• **摘录**:

———

After you sell your stock, you cannot buy stock on next day. (ie, cooldown 1 day)
Example:
prices = [1, 2, 3, 0, 2]
maxProfit = 3
transactions = [buy, sell, cooldown, buy, sell]
1.解体思路
依然是动态规划,寻找状态,因为本题涉及到cooldown,所以第i天的状态我们分为持股和未持股,即维护两个数组,dp_hasstock[i]和dp_nostock[i]分别表示第i天持股和未持股所获得的最大收益。
dp_nostock[i]=Math.max(dp_nostock[i-1],dp_hasstock[i-1]+prices[i]);
未持股分为两种情况,一种是今天cooldown,所以就等于第i-1天卖出了股票后的最大收益;还有一种是今天卖股票,即前一天持股的最大收益加上今天卖出的股票价格:dp_hasstock[i-1]+prices[i]。
dp_hasstock[i]=Math.max(dp_nostock[i-2]-prices[i],dp_hasstock[i-1]);
持股也分为两种情况,一种是昨天cooldown,今天买入股票,所以就等于前天卖出股票后的最大收益减去今天买入股票的价格;另一种情况继续保持之前买入的股票,不进行交易。

———

• **所给记录**:
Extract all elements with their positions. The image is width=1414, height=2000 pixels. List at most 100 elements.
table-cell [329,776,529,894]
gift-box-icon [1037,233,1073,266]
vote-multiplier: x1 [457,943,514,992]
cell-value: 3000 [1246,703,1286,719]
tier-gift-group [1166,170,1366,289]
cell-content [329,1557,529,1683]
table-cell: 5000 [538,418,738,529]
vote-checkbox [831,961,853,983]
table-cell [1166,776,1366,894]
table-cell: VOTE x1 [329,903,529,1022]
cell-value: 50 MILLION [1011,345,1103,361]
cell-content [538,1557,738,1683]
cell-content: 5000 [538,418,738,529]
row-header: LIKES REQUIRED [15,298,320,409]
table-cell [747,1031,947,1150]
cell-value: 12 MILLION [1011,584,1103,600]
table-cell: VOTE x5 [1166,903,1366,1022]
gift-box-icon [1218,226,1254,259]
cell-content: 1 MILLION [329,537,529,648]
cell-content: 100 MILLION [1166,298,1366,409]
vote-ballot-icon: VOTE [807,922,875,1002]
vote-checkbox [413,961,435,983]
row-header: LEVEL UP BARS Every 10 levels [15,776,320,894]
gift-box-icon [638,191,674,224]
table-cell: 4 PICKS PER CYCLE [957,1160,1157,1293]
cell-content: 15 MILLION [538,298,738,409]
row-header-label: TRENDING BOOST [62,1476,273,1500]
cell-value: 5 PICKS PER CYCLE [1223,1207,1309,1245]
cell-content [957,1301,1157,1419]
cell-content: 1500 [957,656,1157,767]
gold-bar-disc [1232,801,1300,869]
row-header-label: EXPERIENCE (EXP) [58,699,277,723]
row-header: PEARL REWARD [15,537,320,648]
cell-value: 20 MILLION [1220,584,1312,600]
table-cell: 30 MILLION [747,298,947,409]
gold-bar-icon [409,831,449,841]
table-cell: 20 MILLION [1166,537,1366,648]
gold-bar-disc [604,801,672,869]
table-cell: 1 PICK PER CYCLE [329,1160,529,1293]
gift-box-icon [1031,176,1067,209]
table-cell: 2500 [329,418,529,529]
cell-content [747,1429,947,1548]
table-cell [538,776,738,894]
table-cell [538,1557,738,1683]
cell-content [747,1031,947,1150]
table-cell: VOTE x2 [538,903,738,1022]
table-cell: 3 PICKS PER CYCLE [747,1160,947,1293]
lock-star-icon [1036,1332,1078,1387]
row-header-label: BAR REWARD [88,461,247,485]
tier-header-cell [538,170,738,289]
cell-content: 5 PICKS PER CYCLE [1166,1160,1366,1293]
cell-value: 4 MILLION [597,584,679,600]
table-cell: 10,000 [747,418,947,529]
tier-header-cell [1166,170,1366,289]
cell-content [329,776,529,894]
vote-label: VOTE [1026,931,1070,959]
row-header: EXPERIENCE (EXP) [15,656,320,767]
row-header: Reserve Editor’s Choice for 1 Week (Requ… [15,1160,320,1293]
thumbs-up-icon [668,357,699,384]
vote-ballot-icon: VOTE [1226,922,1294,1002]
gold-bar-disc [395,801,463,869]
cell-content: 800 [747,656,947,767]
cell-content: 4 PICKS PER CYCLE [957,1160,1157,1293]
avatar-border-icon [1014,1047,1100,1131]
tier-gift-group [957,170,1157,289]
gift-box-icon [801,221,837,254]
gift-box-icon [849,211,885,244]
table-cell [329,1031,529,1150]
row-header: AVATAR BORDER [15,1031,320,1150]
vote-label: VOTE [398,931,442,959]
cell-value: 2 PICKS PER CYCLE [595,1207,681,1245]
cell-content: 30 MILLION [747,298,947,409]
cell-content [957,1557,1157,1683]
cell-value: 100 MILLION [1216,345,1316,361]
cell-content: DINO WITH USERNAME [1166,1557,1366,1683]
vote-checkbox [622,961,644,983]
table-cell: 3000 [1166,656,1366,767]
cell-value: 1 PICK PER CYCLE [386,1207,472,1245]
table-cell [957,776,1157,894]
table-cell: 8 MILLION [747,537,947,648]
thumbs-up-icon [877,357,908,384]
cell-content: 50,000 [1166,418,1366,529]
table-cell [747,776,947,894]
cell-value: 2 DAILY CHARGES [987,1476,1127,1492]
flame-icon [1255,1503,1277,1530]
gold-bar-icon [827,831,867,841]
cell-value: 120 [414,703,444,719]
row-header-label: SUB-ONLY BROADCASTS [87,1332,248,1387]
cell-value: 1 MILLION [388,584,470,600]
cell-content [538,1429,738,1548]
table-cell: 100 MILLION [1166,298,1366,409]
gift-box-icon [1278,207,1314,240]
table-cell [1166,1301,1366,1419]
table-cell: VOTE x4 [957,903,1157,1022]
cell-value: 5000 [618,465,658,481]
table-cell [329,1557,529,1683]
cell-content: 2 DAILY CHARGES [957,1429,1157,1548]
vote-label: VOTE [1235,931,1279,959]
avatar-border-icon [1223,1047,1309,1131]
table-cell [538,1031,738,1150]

———

• **简短题目 A**: 请从“After you sell”起，到“之前买入的股票,不进行交易。”止（两端都包括），把摘录中的这段文字一字不改地给出。
• **简短题目 B**: 请接着摘录最后一句，继续往下写这篇带冷冻期的股票买卖题解。
这些记录取自另一来源。

• **书面回答 A**:
After you sell your stock, you cannot buy stock on next day. (ie, cooldown 1 day)
Example:
prices = [1, 2, 3, 0, 2]
maxProfit = 3
transactions = [buy, sell, cooldown, buy, sell]
1.解体思路
依然是动态规划,寻找状态,因为本题涉及到cooldown,所以第i天的状态我们分为持股和未持股,即维护两个数组,dp_hasstock[i]和dp_nostock[i]分别表示第i天持股和未持股所获得的最大收益。
dp_nostock[i]=Math.max(dp_nostock[i-1],dp_hasstock[i-1]+prices[i]);
未持股分为两种情况,一种是今天cooldown,所以就等于第i-1天卖出了股票后的最大收益;还有一种是今天卖股票,即前一天持股的最大收益加上今天卖出的股票价格:dp_hasstock[i-1]+prices[i]。
dp_hasstock[i]=Math.max(dp_nostock[i-2]-prices[i],dp_hasstock[i-1]);
持股也分为两种情况,一种是昨天cooldown,今天买入股票,所以就等于前天卖出股票后的最大收益减去今天买入股票的价格;另一种情况继续保持之前买入的股票,不进行交易。

• **书面回答 B**:
2.代码
public class Solution {
public int maxProfit(int[] prices) {
if(prices.length<2) return 0;
int[] dp_hasstock=new int[prices.length];
int[] dp_nostock=new int[prices.length];
dp_hasstock[0]=-prices[0];
dp_nostock[0]=0;
for(int i=1;i<prices.length;i++){
dp_nostock[i]=Math.max(dp_nostock[i-1],dp_hasstock[i-1]+prices[i]);
if(i<2)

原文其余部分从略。